[begin Data for the task]

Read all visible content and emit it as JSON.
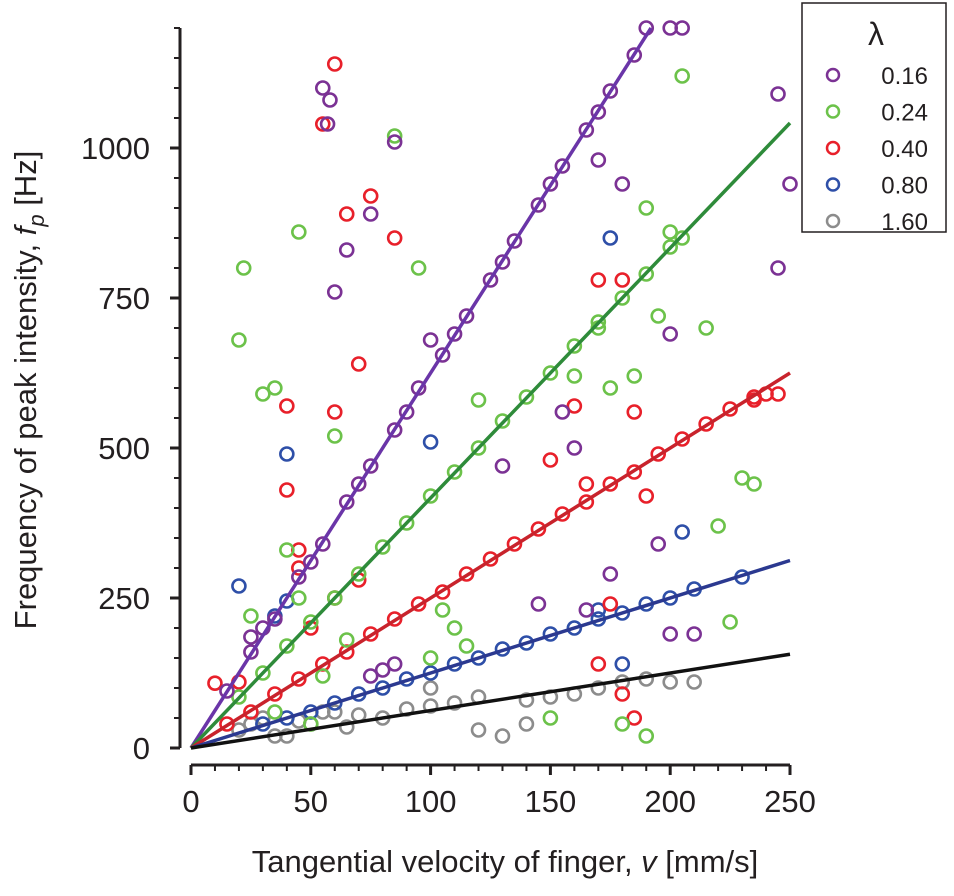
{
  "chart_data": {
    "type": "scatter",
    "xlabel": "Tangential velocity of finger, v [mm/s]",
    "xlabel_parts": {
      "pre": "Tangential velocity of finger, ",
      "var": "v",
      "post": " [mm/s]"
    },
    "ylabel": "Frequency of peak intensity, f_p [Hz]",
    "ylabel_parts": {
      "pre": "Frequency of peak intensity, ",
      "var": "f",
      "sub": "p",
      "post": " [Hz]"
    },
    "xlim": [
      0,
      250
    ],
    "ylim": [
      0,
      1200
    ],
    "x_ticks": [
      0,
      50,
      100,
      150,
      200,
      250
    ],
    "x_tick_labels": [
      "0",
      "50",
      "100",
      "150",
      "200",
      "250"
    ],
    "y_ticks": [
      0,
      250,
      500,
      750,
      1000
    ],
    "y_tick_labels": [
      "0",
      "250",
      "500",
      "750",
      "1000"
    ],
    "grid": false,
    "legend": {
      "title": "λ",
      "placement": "top-right"
    },
    "series": [
      {
        "name": "0.16",
        "color": "#7b3294",
        "line_color": "#6a35a8",
        "fit_slope": 6.25,
        "points": [
          [
            15,
            95
          ],
          [
            25,
            160
          ],
          [
            35,
            215
          ],
          [
            45,
            285
          ],
          [
            55,
            340
          ],
          [
            65,
            410
          ],
          [
            75,
            470
          ],
          [
            85,
            530
          ],
          [
            95,
            600
          ],
          [
            105,
            655
          ],
          [
            115,
            720
          ],
          [
            125,
            780
          ],
          [
            135,
            845
          ],
          [
            145,
            905
          ],
          [
            155,
            970
          ],
          [
            165,
            1030
          ],
          [
            175,
            1095
          ],
          [
            185,
            1155
          ],
          [
            30,
            200
          ],
          [
            50,
            310
          ],
          [
            70,
            440
          ],
          [
            90,
            560
          ],
          [
            110,
            690
          ],
          [
            130,
            810
          ],
          [
            150,
            940
          ],
          [
            170,
            1060
          ],
          [
            55,
            1100
          ],
          [
            58,
            1080
          ],
          [
            57,
            1040
          ],
          [
            25,
            185
          ],
          [
            60,
            760
          ],
          [
            190,
            1200
          ],
          [
            200,
            1200
          ],
          [
            205,
            1200
          ],
          [
            170,
            980
          ],
          [
            180,
            940
          ],
          [
            200,
            690
          ],
          [
            195,
            340
          ],
          [
            175,
            290
          ],
          [
            165,
            230
          ],
          [
            245,
            1090
          ],
          [
            250,
            940
          ],
          [
            245,
            800
          ],
          [
            160,
            500
          ],
          [
            75,
            890
          ],
          [
            65,
            830
          ],
          [
            100,
            680
          ],
          [
            130,
            470
          ],
          [
            155,
            560
          ],
          [
            145,
            240
          ],
          [
            85,
            1010
          ],
          [
            200,
            190
          ],
          [
            210,
            190
          ],
          [
            85,
            140
          ],
          [
            80,
            130
          ],
          [
            75,
            120
          ]
        ]
      },
      {
        "name": "0.24",
        "color": "#6cc24a",
        "line_color": "#2e8b3a",
        "fit_slope": 4.1667,
        "points": [
          [
            20,
            85
          ],
          [
            30,
            125
          ],
          [
            40,
            170
          ],
          [
            50,
            210
          ],
          [
            60,
            250
          ],
          [
            70,
            290
          ],
          [
            80,
            335
          ],
          [
            90,
            375
          ],
          [
            100,
            420
          ],
          [
            110,
            460
          ],
          [
            120,
            500
          ],
          [
            130,
            545
          ],
          [
            140,
            585
          ],
          [
            150,
            625
          ],
          [
            160,
            670
          ],
          [
            170,
            710
          ],
          [
            180,
            750
          ],
          [
            190,
            790
          ],
          [
            200,
            835
          ],
          [
            205,
            850
          ],
          [
            195,
            720
          ],
          [
            185,
            620
          ],
          [
            175,
            600
          ],
          [
            160,
            620
          ],
          [
            65,
            180
          ],
          [
            55,
            120
          ],
          [
            35,
            60
          ],
          [
            50,
            40
          ],
          [
            20,
            680
          ],
          [
            22,
            800
          ],
          [
            30,
            590
          ],
          [
            35,
            600
          ],
          [
            45,
            860
          ],
          [
            85,
            1020
          ],
          [
            95,
            800
          ],
          [
            205,
            1120
          ],
          [
            200,
            860
          ],
          [
            190,
            900
          ],
          [
            215,
            700
          ],
          [
            230,
            450
          ],
          [
            235,
            440
          ],
          [
            220,
            370
          ],
          [
            225,
            210
          ],
          [
            180,
            40
          ],
          [
            190,
            20
          ],
          [
            150,
            50
          ],
          [
            105,
            230
          ],
          [
            100,
            150
          ],
          [
            45,
            250
          ],
          [
            40,
            330
          ],
          [
            60,
            520
          ],
          [
            120,
            580
          ],
          [
            170,
            700
          ],
          [
            25,
            220
          ],
          [
            110,
            200
          ],
          [
            115,
            170
          ]
        ]
      },
      {
        "name": "0.40",
        "color": "#e8202a",
        "line_color": "#c8232c",
        "fit_slope": 2.5,
        "points": [
          [
            15,
            40
          ],
          [
            25,
            60
          ],
          [
            35,
            90
          ],
          [
            45,
            115
          ],
          [
            55,
            140
          ],
          [
            65,
            160
          ],
          [
            75,
            190
          ],
          [
            85,
            215
          ],
          [
            95,
            240
          ],
          [
            105,
            260
          ],
          [
            115,
            290
          ],
          [
            125,
            315
          ],
          [
            135,
            340
          ],
          [
            145,
            365
          ],
          [
            155,
            390
          ],
          [
            165,
            410
          ],
          [
            175,
            440
          ],
          [
            185,
            460
          ],
          [
            195,
            490
          ],
          [
            205,
            515
          ],
          [
            215,
            540
          ],
          [
            225,
            565
          ],
          [
            235,
            585
          ],
          [
            245,
            590
          ],
          [
            50,
            200
          ],
          [
            60,
            250
          ],
          [
            70,
            280
          ],
          [
            45,
            300
          ],
          [
            60,
            1140
          ],
          [
            55,
            1040
          ],
          [
            75,
            920
          ],
          [
            65,
            890
          ],
          [
            85,
            850
          ],
          [
            70,
            640
          ],
          [
            60,
            560
          ],
          [
            40,
            570
          ],
          [
            45,
            330
          ],
          [
            10,
            108
          ],
          [
            20,
            110
          ],
          [
            40,
            430
          ],
          [
            170,
            780
          ],
          [
            180,
            780
          ],
          [
            160,
            570
          ],
          [
            185,
            560
          ],
          [
            165,
            440
          ],
          [
            175,
            240
          ],
          [
            170,
            140
          ],
          [
            180,
            90
          ],
          [
            185,
            50
          ],
          [
            190,
            420
          ],
          [
            235,
            580
          ],
          [
            240,
            590
          ],
          [
            150,
            480
          ]
        ]
      },
      {
        "name": "0.80",
        "color": "#2e4fa8",
        "line_color": "#2b3990",
        "fit_slope": 1.25,
        "points": [
          [
            30,
            40
          ],
          [
            40,
            50
          ],
          [
            50,
            60
          ],
          [
            60,
            75
          ],
          [
            70,
            90
          ],
          [
            80,
            100
          ],
          [
            90,
            115
          ],
          [
            100,
            125
          ],
          [
            110,
            140
          ],
          [
            120,
            150
          ],
          [
            130,
            165
          ],
          [
            140,
            175
          ],
          [
            150,
            190
          ],
          [
            160,
            200
          ],
          [
            170,
            215
          ],
          [
            180,
            225
          ],
          [
            190,
            240
          ],
          [
            200,
            250
          ],
          [
            210,
            265
          ],
          [
            230,
            285
          ],
          [
            35,
            220
          ],
          [
            40,
            245
          ],
          [
            20,
            270
          ],
          [
            40,
            490
          ],
          [
            100,
            510
          ],
          [
            175,
            850
          ],
          [
            205,
            360
          ],
          [
            180,
            140
          ],
          [
            170,
            230
          ]
        ]
      },
      {
        "name": "1.60",
        "color": "#8c8c8c",
        "line_color": "#111111",
        "fit_slope": 0.625,
        "points": [
          [
            20,
            30
          ],
          [
            25,
            40
          ],
          [
            30,
            50
          ],
          [
            35,
            20
          ],
          [
            40,
            20
          ],
          [
            45,
            45
          ],
          [
            50,
            40
          ],
          [
            60,
            60
          ],
          [
            70,
            55
          ],
          [
            80,
            50
          ],
          [
            90,
            65
          ],
          [
            100,
            70
          ],
          [
            110,
            75
          ],
          [
            120,
            30
          ],
          [
            130,
            20
          ],
          [
            140,
            80
          ],
          [
            150,
            85
          ],
          [
            160,
            90
          ],
          [
            170,
            100
          ],
          [
            180,
            110
          ],
          [
            190,
            115
          ],
          [
            200,
            110
          ],
          [
            210,
            110
          ],
          [
            100,
            100
          ],
          [
            140,
            40
          ],
          [
            120,
            85
          ],
          [
            55,
            60
          ],
          [
            65,
            35
          ]
        ]
      }
    ]
  }
}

[end Data for the task]

Among the lines of the material, find those that hold the word "Tangential" and copy them.

    "xlabel": "Tangential velocity of finger, v [mm/s]",
      "pre": "Tangential velocity of finger, ",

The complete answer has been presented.